■ **SHORT PROBLEM**: Will you extract the entries word for word? Images should not appear in the copy.

[Stored items]
** Start **

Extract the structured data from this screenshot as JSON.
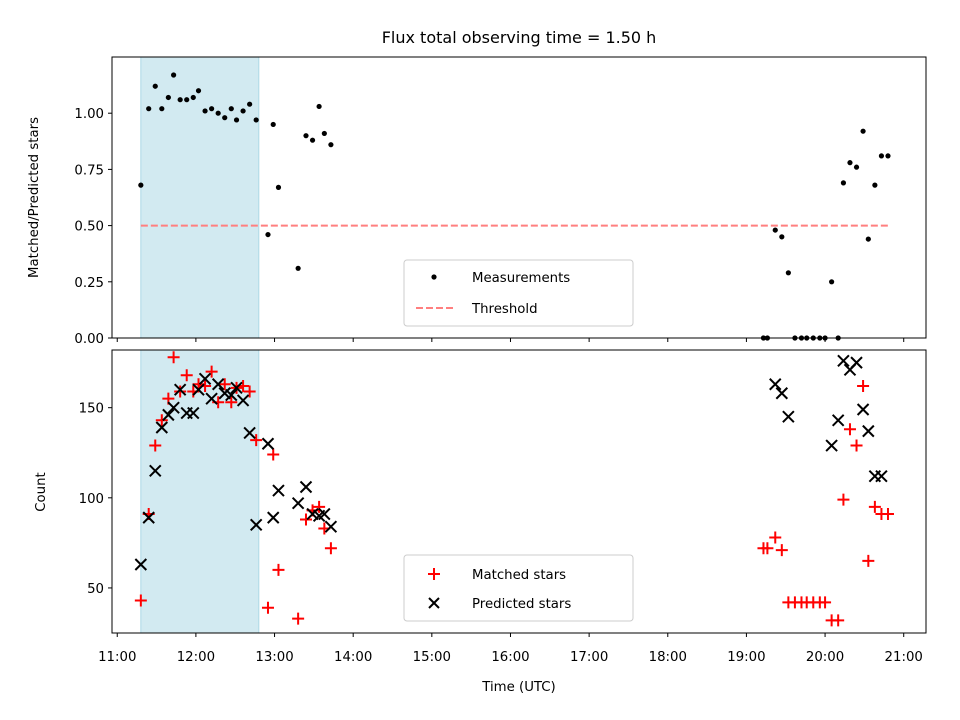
{
  "title": "Flux total observing time = 1.50 h",
  "shade": {
    "start": "11:18",
    "end": "12:48",
    "color": "#add8e6"
  },
  "colors": {
    "measure": "#000000",
    "threshold": "#ff7f7f",
    "matched": "#ff0000",
    "predicted": "#000000"
  },
  "chart_data": [
    {
      "type": "scatter",
      "ylabel": "Matched/Predicted stars",
      "ylim": [
        0,
        1.25
      ],
      "yticks": [
        "0.00",
        "0.25",
        "0.50",
        "0.75",
        "1.00"
      ],
      "xlim": [
        "10:56",
        "21:17"
      ],
      "legend": {
        "placement": "lower center",
        "entries": [
          "Measurements",
          "Threshold"
        ]
      },
      "threshold": {
        "name": "Threshold",
        "value": 0.5,
        "x": [
          "11:18",
          "20:48"
        ]
      },
      "series": [
        {
          "name": "Measurements",
          "x": [
            "11:18",
            "11:24",
            "11:29",
            "11:34",
            "11:39",
            "11:43",
            "11:48",
            "11:53",
            "11:58",
            "12:02",
            "12:07",
            "12:12",
            "12:17",
            "12:22",
            "12:27",
            "12:31",
            "12:36",
            "12:41",
            "12:46",
            "12:55",
            "12:59",
            "13:03",
            "13:18",
            "13:24",
            "13:29",
            "13:34",
            "13:38",
            "13:43",
            "19:13",
            "19:16",
            "19:22",
            "19:27",
            "19:32",
            "19:37",
            "19:42",
            "19:46",
            "19:51",
            "19:56",
            "20:00",
            "20:05",
            "20:10",
            "20:14",
            "20:19",
            "20:24",
            "20:29",
            "20:33",
            "20:38",
            "20:43",
            "20:48"
          ],
          "y": [
            0.68,
            1.02,
            1.12,
            1.02,
            1.07,
            1.17,
            1.06,
            1.06,
            1.07,
            1.1,
            1.01,
            1.02,
            1.0,
            0.98,
            1.02,
            0.97,
            1.01,
            1.04,
            0.97,
            0.46,
            0.95,
            0.67,
            0.31,
            0.9,
            0.88,
            1.03,
            0.91,
            0.86,
            0.0,
            0.0,
            0.48,
            0.45,
            0.29,
            0.0,
            0.0,
            0.0,
            0.0,
            0.0,
            0.0,
            0.25,
            0.0,
            0.69,
            0.78,
            0.76,
            0.92,
            0.44,
            0.68,
            0.81,
            0.81
          ]
        }
      ]
    },
    {
      "type": "scatter",
      "xlabel": "Time (UTC)",
      "ylabel": "Count",
      "ylim": [
        25,
        182
      ],
      "yticks": [
        "50",
        "100",
        "150"
      ],
      "xlim": [
        "10:56",
        "21:17"
      ],
      "xticks": [
        "11:00",
        "12:00",
        "13:00",
        "14:00",
        "15:00",
        "16:00",
        "17:00",
        "18:00",
        "19:00",
        "20:00",
        "21:00"
      ],
      "legend": {
        "placement": "lower center",
        "entries": [
          "Matched stars",
          "Predicted stars"
        ]
      },
      "series": [
        {
          "name": "Matched stars",
          "x": [
            "11:18",
            "11:24",
            "11:29",
            "11:34",
            "11:39",
            "11:43",
            "11:48",
            "11:53",
            "11:58",
            "12:02",
            "12:07",
            "12:12",
            "12:17",
            "12:22",
            "12:27",
            "12:31",
            "12:36",
            "12:41",
            "12:46",
            "12:55",
            "12:59",
            "13:03",
            "13:18",
            "13:24",
            "13:29",
            "13:34",
            "13:38",
            "13:43",
            "19:13",
            "19:16",
            "19:22",
            "19:27",
            "19:32",
            "19:37",
            "19:42",
            "19:46",
            "19:51",
            "19:56",
            "20:00",
            "20:05",
            "20:10",
            "20:14",
            "20:19",
            "20:24",
            "20:29",
            "20:33",
            "20:38",
            "20:43",
            "20:48"
          ],
          "y": [
            43,
            91,
            129,
            143,
            155,
            178,
            159,
            168,
            159,
            163,
            162,
            170,
            153,
            163,
            153,
            161,
            162,
            159,
            132,
            39,
            124,
            60,
            33,
            88,
            93,
            95,
            83,
            72,
            72,
            72,
            78,
            71,
            42,
            42,
            42,
            42,
            42,
            42,
            42,
            32,
            32,
            99,
            138,
            129,
            162,
            65,
            95,
            91,
            91
          ]
        },
        {
          "name": "Predicted stars",
          "x": [
            "11:18",
            "11:24",
            "11:29",
            "11:34",
            "11:39",
            "11:43",
            "11:48",
            "11:53",
            "11:58",
            "12:02",
            "12:07",
            "12:12",
            "12:17",
            "12:22",
            "12:27",
            "12:31",
            "12:36",
            "12:41",
            "12:46",
            "12:55",
            "12:59",
            "13:03",
            "13:18",
            "13:24",
            "13:29",
            "13:34",
            "13:38",
            "13:43",
            "19:22",
            "19:27",
            "19:32",
            "20:05",
            "20:10",
            "20:14",
            "20:19",
            "20:24",
            "20:29",
            "20:33",
            "20:38",
            "20:43"
          ],
          "y": [
            63,
            89,
            115,
            139,
            146,
            150,
            160,
            147,
            147,
            160,
            166,
            155,
            163,
            158,
            157,
            161,
            154,
            136,
            85,
            130,
            89,
            104,
            97,
            106,
            91,
            90,
            91,
            84,
            163,
            158,
            145,
            129,
            143,
            176,
            171,
            175,
            149,
            137,
            112,
            112
          ]
        }
      ]
    }
  ]
}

** End **

■ **SOLUTION TO THIS TASK**:
Extract the structured data from this screenshot as JSON.
{
  "title": "Flux total observing time = 1.50 h",
  "shade": {
    "start": "11:18",
    "end": "12:48",
    "color": "#add8e6"
  },
  "colors": {
    "measure": "#000000",
    "threshold": "#ff7f7f",
    "matched": "#ff0000",
    "predicted": "#000000"
  },
  "chart_data": [
    {
      "type": "scatter",
      "ylabel": "Matched/Predicted stars",
      "ylim": [
        0,
        1.25
      ],
      "yticks": [
        "0.00",
        "0.25",
        "0.50",
        "0.75",
        "1.00"
      ],
      "xlim": [
        "10:56",
        "21:17"
      ],
      "legend": {
        "placement": "lower center",
        "entries": [
          "Measurements",
          "Threshold"
        ]
      },
      "threshold": {
        "name": "Threshold",
        "value": 0.5,
        "x": [
          "11:18",
          "20:48"
        ]
      },
      "series": [
        {
          "name": "Measurements",
          "x": [
            "11:18",
            "11:24",
            "11:29",
            "11:34",
            "11:39",
            "11:43",
            "11:48",
            "11:53",
            "11:58",
            "12:02",
            "12:07",
            "12:12",
            "12:17",
            "12:22",
            "12:27",
            "12:31",
            "12:36",
            "12:41",
            "12:46",
            "12:55",
            "12:59",
            "13:03",
            "13:18",
            "13:24",
            "13:29",
            "13:34",
            "13:38",
            "13:43",
            "19:13",
            "19:16",
            "19:22",
            "19:27",
            "19:32",
            "19:37",
            "19:42",
            "19:46",
            "19:51",
            "19:56",
            "20:00",
            "20:05",
            "20:10",
            "20:14",
            "20:19",
            "20:24",
            "20:29",
            "20:33",
            "20:38",
            "20:43",
            "20:48"
          ],
          "y": [
            0.68,
            1.02,
            1.12,
            1.02,
            1.07,
            1.17,
            1.06,
            1.06,
            1.07,
            1.1,
            1.01,
            1.02,
            1.0,
            0.98,
            1.02,
            0.97,
            1.01,
            1.04,
            0.97,
            0.46,
            0.95,
            0.67,
            0.31,
            0.9,
            0.88,
            1.03,
            0.91,
            0.86,
            0.0,
            0.0,
            0.48,
            0.45,
            0.29,
            0.0,
            0.0,
            0.0,
            0.0,
            0.0,
            0.0,
            0.25,
            0.0,
            0.69,
            0.78,
            0.76,
            0.92,
            0.44,
            0.68,
            0.81,
            0.81
          ]
        }
      ]
    },
    {
      "type": "scatter",
      "xlabel": "Time (UTC)",
      "ylabel": "Count",
      "ylim": [
        25,
        182
      ],
      "yticks": [
        "50",
        "100",
        "150"
      ],
      "xlim": [
        "10:56",
        "21:17"
      ],
      "xticks": [
        "11:00",
        "12:00",
        "13:00",
        "14:00",
        "15:00",
        "16:00",
        "17:00",
        "18:00",
        "19:00",
        "20:00",
        "21:00"
      ],
      "legend": {
        "placement": "lower center",
        "entries": [
          "Matched stars",
          "Predicted stars"
        ]
      },
      "series": [
        {
          "name": "Matched stars",
          "x": [
            "11:18",
            "11:24",
            "11:29",
            "11:34",
            "11:39",
            "11:43",
            "11:48",
            "11:53",
            "11:58",
            "12:02",
            "12:07",
            "12:12",
            "12:17",
            "12:22",
            "12:27",
            "12:31",
            "12:36",
            "12:41",
            "12:46",
            "12:55",
            "12:59",
            "13:03",
            "13:18",
            "13:24",
            "13:29",
            "13:34",
            "13:38",
            "13:43",
            "19:13",
            "19:16",
            "19:22",
            "19:27",
            "19:32",
            "19:37",
            "19:42",
            "19:46",
            "19:51",
            "19:56",
            "20:00",
            "20:05",
            "20:10",
            "20:14",
            "20:19",
            "20:24",
            "20:29",
            "20:33",
            "20:38",
            "20:43",
            "20:48"
          ],
          "y": [
            43,
            91,
            129,
            143,
            155,
            178,
            159,
            168,
            159,
            163,
            162,
            170,
            153,
            163,
            153,
            161,
            162,
            159,
            132,
            39,
            124,
            60,
            33,
            88,
            93,
            95,
            83,
            72,
            72,
            72,
            78,
            71,
            42,
            42,
            42,
            42,
            42,
            42,
            42,
            32,
            32,
            99,
            138,
            129,
            162,
            65,
            95,
            91,
            91
          ]
        },
        {
          "name": "Predicted stars",
          "x": [
            "11:18",
            "11:24",
            "11:29",
            "11:34",
            "11:39",
            "11:43",
            "11:48",
            "11:53",
            "11:58",
            "12:02",
            "12:07",
            "12:12",
            "12:17",
            "12:22",
            "12:27",
            "12:31",
            "12:36",
            "12:41",
            "12:46",
            "12:55",
            "12:59",
            "13:03",
            "13:18",
            "13:24",
            "13:29",
            "13:34",
            "13:38",
            "13:43",
            "19:22",
            "19:27",
            "19:32",
            "20:05",
            "20:10",
            "20:14",
            "20:19",
            "20:24",
            "20:29",
            "20:33",
            "20:38",
            "20:43"
          ],
          "y": [
            63,
            89,
            115,
            139,
            146,
            150,
            160,
            147,
            147,
            160,
            166,
            155,
            163,
            158,
            157,
            161,
            154,
            136,
            85,
            130,
            89,
            104,
            97,
            106,
            91,
            90,
            91,
            84,
            163,
            158,
            145,
            129,
            143,
            176,
            171,
            175,
            149,
            137,
            112,
            112
          ]
        }
      ]
    }
  ]
}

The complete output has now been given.